> [Фрагмент текста]
Хотя Аристотель ничего не знал ни об «эгоистичном гене», ни о естественном отборе, он определенно улавливал связь между ландшафтно-климатическими условиями той или иной местности и особенностями ее фауны. В Греции или к северу от нее, «в Иллирии, Фракии и Эпире ослы малой величины, в Скифии и стране кельтов они совсем не водятся, так как зимы в них суровы. В Аравии водятся ящерицы величиной больше локтя и мыши гораздо больше полевых». Не подозревая о таком явлении, как внутривидовой коммуникативный резонанс, Аристотель пишет о том, как на юге Греции в 395 г. до н. э. пропали все вороны – как раз после битвы значительно дальше к северу, известной обилием павших. Поскольку вороны никогда не упустят возможность поживиться падалью, Аристотель бесстрастно заключает, что южные вороны потянулись на север, «как будто каким-то образом воспринимали сообщения друг от друга».

> [Исходные данные]
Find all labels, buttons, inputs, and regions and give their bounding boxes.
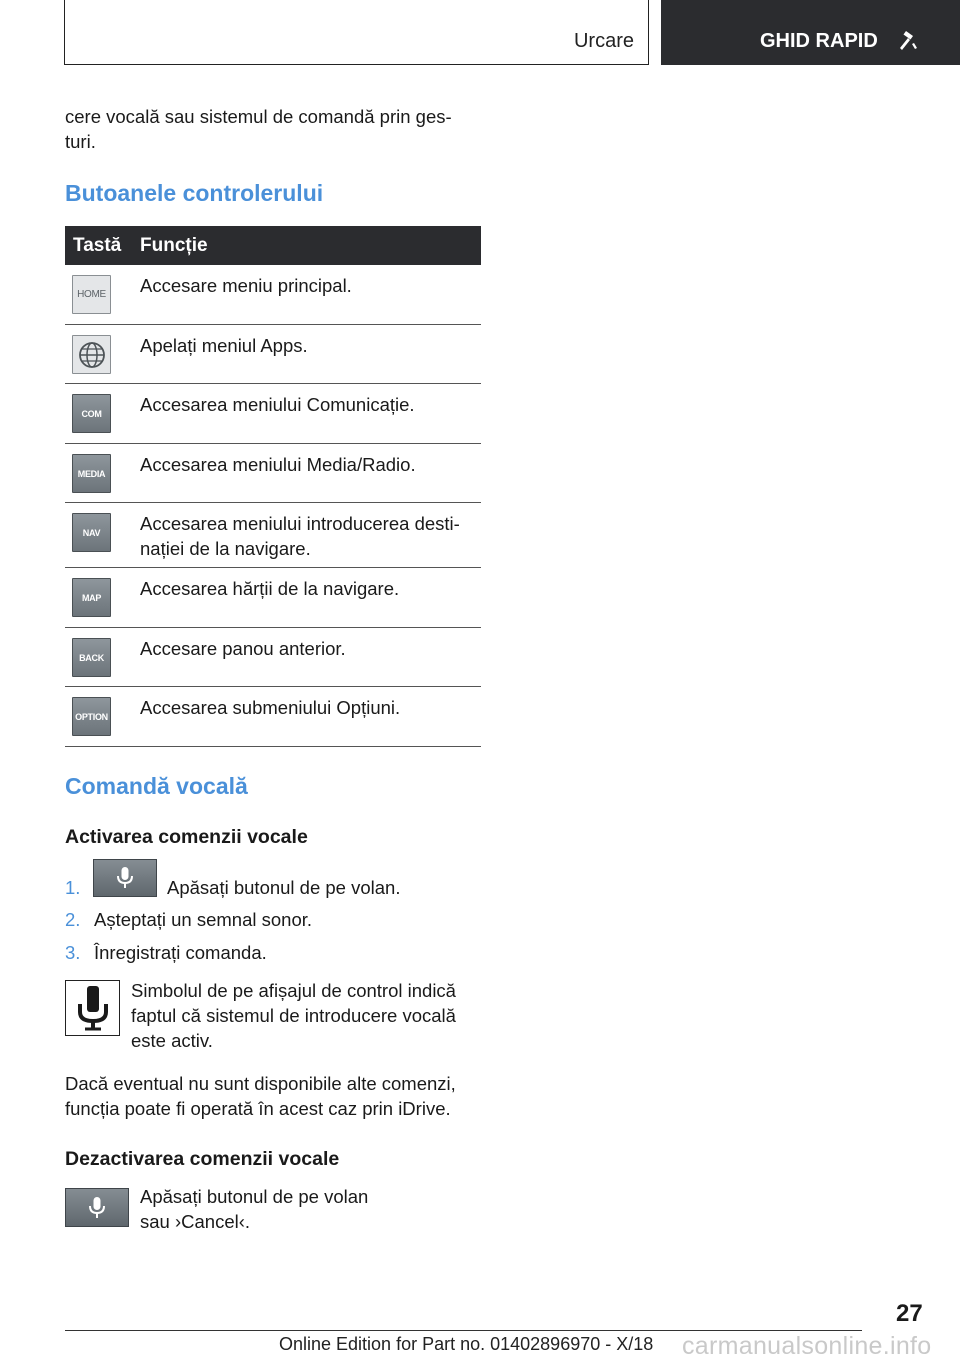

---

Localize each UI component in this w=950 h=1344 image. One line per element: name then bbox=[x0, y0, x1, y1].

> [Цель задания] В каком году на юге Греции, согласно фрагменту текста, пропали все вороны?

> [Решение задачи] В 395 г. до н. э.